Omit every picture while repeating the entries exactly.

— start —

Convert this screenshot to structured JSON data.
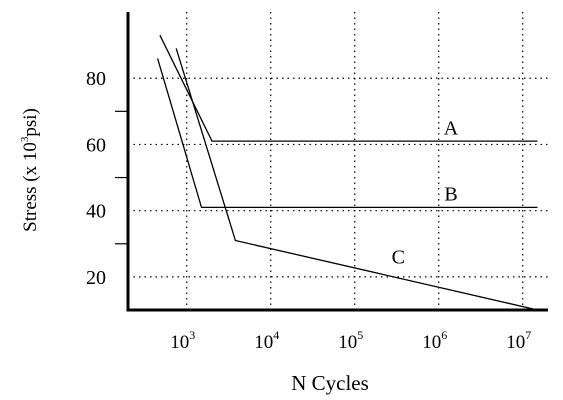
{
  "chart_data": {
    "type": "line",
    "title": "",
    "xlabel": "N Cycles",
    "ylabel_prefix": "Stress (x 10",
    "ylabel_sup": "3",
    "ylabel_suffix": "psi)",
    "x_scale": "log",
    "xlim": [
      200,
      20000000
    ],
    "ylim": [
      10,
      100
    ],
    "x_ticks": [
      {
        "value": 1000,
        "base": "10",
        "exp": "3"
      },
      {
        "value": 10000,
        "base": "10",
        "exp": "4"
      },
      {
        "value": 100000,
        "base": "10",
        "exp": "5"
      },
      {
        "value": 1000000,
        "base": "10",
        "exp": "6"
      },
      {
        "value": 10000000,
        "base": "10",
        "exp": "7"
      }
    ],
    "y_ticks": [
      {
        "value": 20,
        "label": "20"
      },
      {
        "value": 40,
        "label": "40"
      },
      {
        "value": 60,
        "label": "60"
      },
      {
        "value": 80,
        "label": "80"
      }
    ],
    "y_minor_ticks": [
      30,
      50,
      70
    ],
    "grid": true,
    "grid_style": "dotted",
    "legend": "none",
    "line_color": "#000000",
    "series": [
      {
        "name": "A",
        "points": [
          [
            480,
            93
          ],
          [
            2000,
            61
          ],
          [
            15000000,
            61
          ]
        ],
        "label_at": [
          1400000,
          63
        ]
      },
      {
        "name": "B",
        "points": [
          [
            450,
            86
          ],
          [
            1500,
            41
          ],
          [
            15000000,
            41
          ]
        ],
        "label_at": [
          1400000,
          43
        ]
      },
      {
        "name": "C",
        "points": [
          [
            750,
            89
          ],
          [
            3800,
            31
          ],
          [
            15000000,
            10
          ]
        ],
        "label_at": [
          330000,
          24
        ]
      }
    ]
  }
}
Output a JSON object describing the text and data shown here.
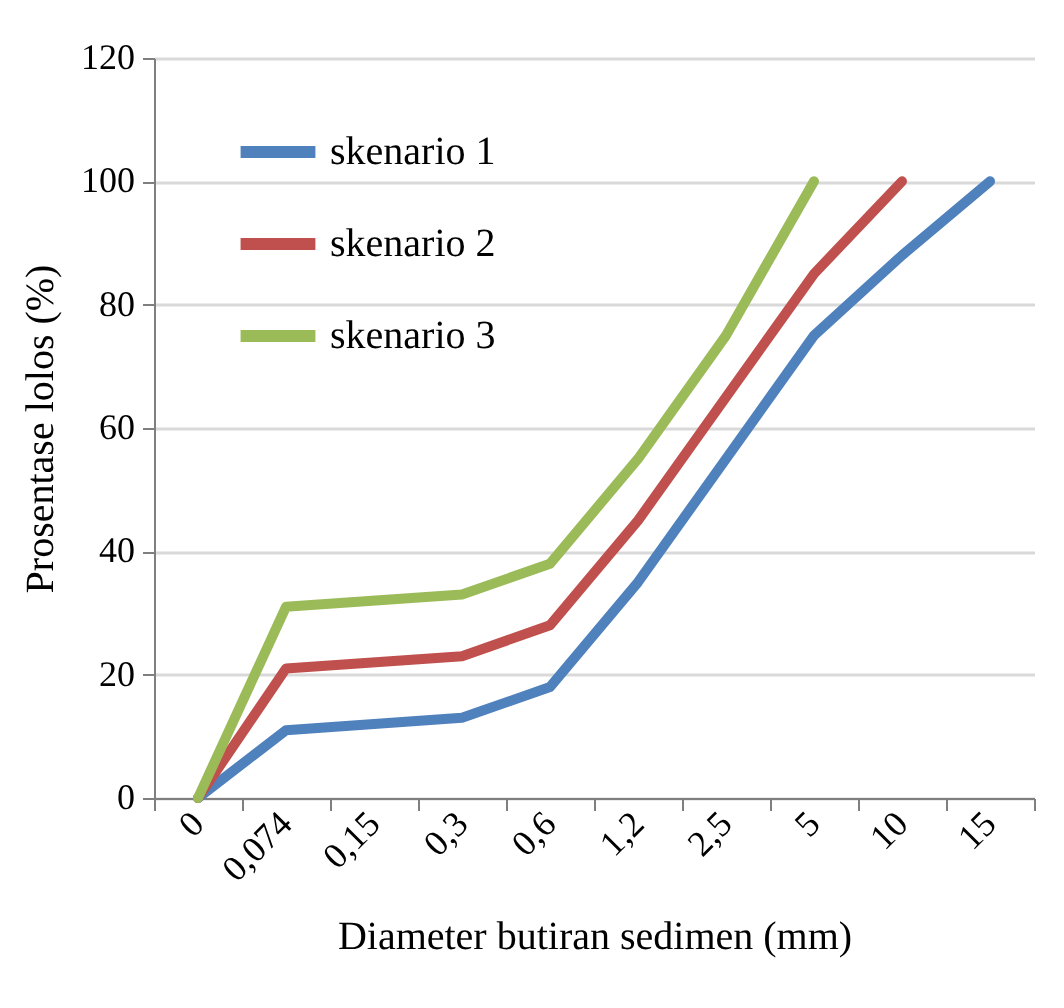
{
  "chart_data": {
    "type": "line",
    "xlabel": "Diameter butiran sedimen (mm)",
    "ylabel": "Prosentase lolos (%)",
    "categories": [
      "0",
      "0,074",
      "0,15",
      "0,3",
      "0,6",
      "1,2",
      "2,5",
      "5",
      "10",
      "15"
    ],
    "series": [
      {
        "name": "skenario 1",
        "color": "#4f81bd",
        "values": [
          0,
          11,
          null,
          13,
          18,
          35,
          55,
          75,
          88,
          100
        ]
      },
      {
        "name": "skenario 2",
        "color": "#c0504d",
        "values": [
          0,
          21,
          null,
          23,
          28,
          45,
          65,
          85,
          100,
          null
        ]
      },
      {
        "name": "skenario 3",
        "color": "#9bbb59",
        "values": [
          0,
          31,
          null,
          33,
          38,
          55,
          75,
          100,
          null,
          null
        ]
      }
    ],
    "ylim": [
      0,
      120
    ],
    "yticks": [
      0,
      20,
      40,
      60,
      80,
      100,
      120
    ],
    "grid": "y",
    "legend": "top left",
    "marker": "none",
    "line_style": "solid"
  }
}
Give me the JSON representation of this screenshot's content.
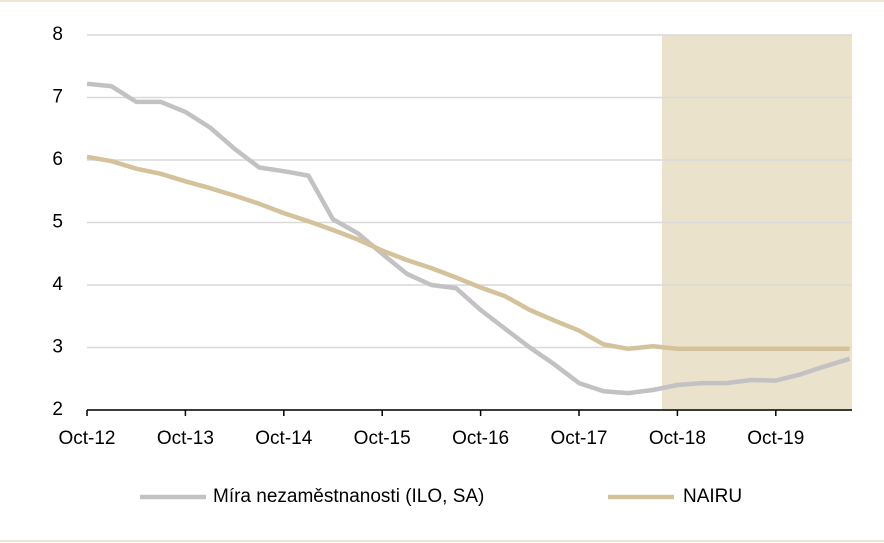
{
  "chart_data": {
    "type": "line",
    "categories": [
      "Oct-12",
      null,
      null,
      null,
      "Oct-13",
      null,
      null,
      null,
      "Oct-14",
      null,
      null,
      null,
      "Oct-15",
      null,
      null,
      null,
      "Oct-16",
      null,
      null,
      null,
      "Oct-17",
      null,
      null,
      null,
      "Oct-18",
      null,
      null,
      null,
      "Oct-19",
      null,
      null,
      null
    ],
    "series": [
      {
        "name": "Míra nezaměstnanosti (ILO, SA)",
        "color": "#c3c1c3",
        "values": [
          7.22,
          7.18,
          6.93,
          6.93,
          6.77,
          6.52,
          6.18,
          5.88,
          5.82,
          5.75,
          5.05,
          4.83,
          4.5,
          4.18,
          4.0,
          3.95,
          3.6,
          3.3,
          3.0,
          2.73,
          2.43,
          2.3,
          2.27,
          2.32,
          2.4,
          2.43,
          2.43,
          2.48,
          2.47,
          2.57,
          2.7,
          2.82
        ]
      },
      {
        "name": "NAIRU",
        "color": "#d4c29a",
        "values": [
          6.05,
          5.98,
          5.86,
          5.78,
          5.66,
          5.55,
          5.43,
          5.3,
          5.15,
          5.02,
          4.88,
          4.73,
          4.55,
          4.4,
          4.27,
          4.12,
          3.96,
          3.82,
          3.6,
          3.43,
          3.27,
          3.05,
          2.98,
          3.02,
          2.98,
          2.98,
          2.98,
          2.98,
          2.98,
          2.98,
          2.98,
          2.98
        ]
      }
    ],
    "ylim": [
      2,
      8
    ],
    "yticks": [
      2,
      3,
      4,
      5,
      6,
      7,
      8
    ],
    "grid": true
  }
}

— end —

## Task answer
Convert this screenshot to structured JSON data.
{
  "chart_data": {
    "type": "line",
    "title": "",
    "xlabel": "N Cycles",
    "ylabel_prefix": "Stress (x 10",
    "ylabel_sup": "3",
    "ylabel_suffix": "psi)",
    "x_scale": "log",
    "xlim": [
      200,
      20000000
    ],
    "ylim": [
      10,
      100
    ],
    "x_ticks": [
      {
        "value": 1000,
        "base": "10",
        "exp": "3"
      },
      {
        "value": 10000,
        "base": "10",
        "exp": "4"
      },
      {
        "value": 100000,
        "base": "10",
        "exp": "5"
      },
      {
        "value": 1000000,
        "base": "10",
        "exp": "6"
      },
      {
        "value": 10000000,
        "base": "10",
        "exp": "7"
      }
    ],
    "y_ticks": [
      {
        "value": 20,
        "label": "20"
      },
      {
        "value": 40,
        "label": "40"
      },
      {
        "value": 60,
        "label": "60"
      },
      {
        "value": 80,
        "label": "80"
      }
    ],
    "y_minor_ticks": [
      30,
      50,
      70
    ],
    "grid": true,
    "grid_style": "dotted",
    "legend": "none",
    "line_color": "#000000",
    "series": [
      {
        "name": "A",
        "points": [
          [
            480,
            93
          ],
          [
            2000,
            61
          ],
          [
            15000000,
            61
          ]
        ],
        "label_at": [
          1400000,
          63
        ]
      },
      {
        "name": "B",
        "points": [
          [
            450,
            86
          ],
          [
            1500,
            41
          ],
          [
            15000000,
            41
          ]
        ],
        "label_at": [
          1400000,
          43
        ]
      },
      {
        "name": "C",
        "points": [
          [
            750,
            89
          ],
          [
            3800,
            31
          ],
          [
            15000000,
            10
          ]
        ],
        "label_at": [
          330000,
          24
        ]
      }
    ]
  }
}
Output a JSON object describing the text and data shown here.
{
  "chart_data": {
    "type": "line",
    "xlabel": "Diameter butiran sedimen (mm)",
    "ylabel": "Prosentase lolos (%)",
    "categories": [
      "0",
      "0,074",
      "0,15",
      "0,3",
      "0,6",
      "1,2",
      "2,5",
      "5",
      "10",
      "15"
    ],
    "series": [
      {
        "name": "skenario 1",
        "color": "#4f81bd",
        "values": [
          0,
          11,
          null,
          13,
          18,
          35,
          55,
          75,
          88,
          100
        ]
      },
      {
        "name": "skenario 2",
        "color": "#c0504d",
        "values": [
          0,
          21,
          null,
          23,
          28,
          45,
          65,
          85,
          100,
          null
        ]
      },
      {
        "name": "skenario 3",
        "color": "#9bbb59",
        "values": [
          0,
          31,
          null,
          33,
          38,
          55,
          75,
          100,
          null,
          null
        ]
      }
    ],
    "ylim": [
      0,
      120
    ],
    "yticks": [
      0,
      20,
      40,
      60,
      80,
      100,
      120
    ],
    "grid": "y",
    "legend": "top left",
    "marker": "none",
    "line_style": "solid"
  }
}
Give me the JSON representation of this screenshot's content.
{
  "chart_data": {
    "type": "line",
    "categories": [
      "Oct-12",
      null,
      null,
      null,
      "Oct-13",
      null,
      null,
      null,
      "Oct-14",
      null,
      null,
      null,
      "Oct-15",
      null,
      null,
      null,
      "Oct-16",
      null,
      null,
      null,
      "Oct-17",
      null,
      null,
      null,
      "Oct-18",
      null,
      null,
      null,
      "Oct-19",
      null,
      null,
      null
    ],
    "series": [
      {
        "name": "Míra nezaměstnanosti (ILO, SA)",
        "color": "#c3c1c3",
        "values": [
          7.22,
          7.18,
          6.93,
          6.93,
          6.77,
          6.52,
          6.18,
          5.88,
          5.82,
          5.75,
          5.05,
          4.83,
          4.5,
          4.18,
          4.0,
          3.95,
          3.6,
          3.3,
          3.0,
          2.73,
          2.43,
          2.3,
          2.27,
          2.32,
          2.4,
          2.43,
          2.43,
          2.48,
          2.47,
          2.57,
          2.7,
          2.82
        ]
      },
      {
        "name": "NAIRU",
        "color": "#d4c29a",
        "values": [
          6.05,
          5.98,
          5.86,
          5.78,
          5.66,
          5.55,
          5.43,
          5.3,
          5.15,
          5.02,
          4.88,
          4.73,
          4.55,
          4.4,
          4.27,
          4.12,
          3.96,
          3.82,
          3.6,
          3.43,
          3.27,
          3.05,
          2.98,
          3.02,
          2.98,
          2.98,
          2.98,
          2.98,
          2.98,
          2.98,
          2.98,
          2.98
        ]
      }
    ],
    "ylim": [
      2,
      8
    ],
    "yticks": [
      2,
      3,
      4,
      5,
      6,
      7,
      8
    ],
    "grid": true
  }
}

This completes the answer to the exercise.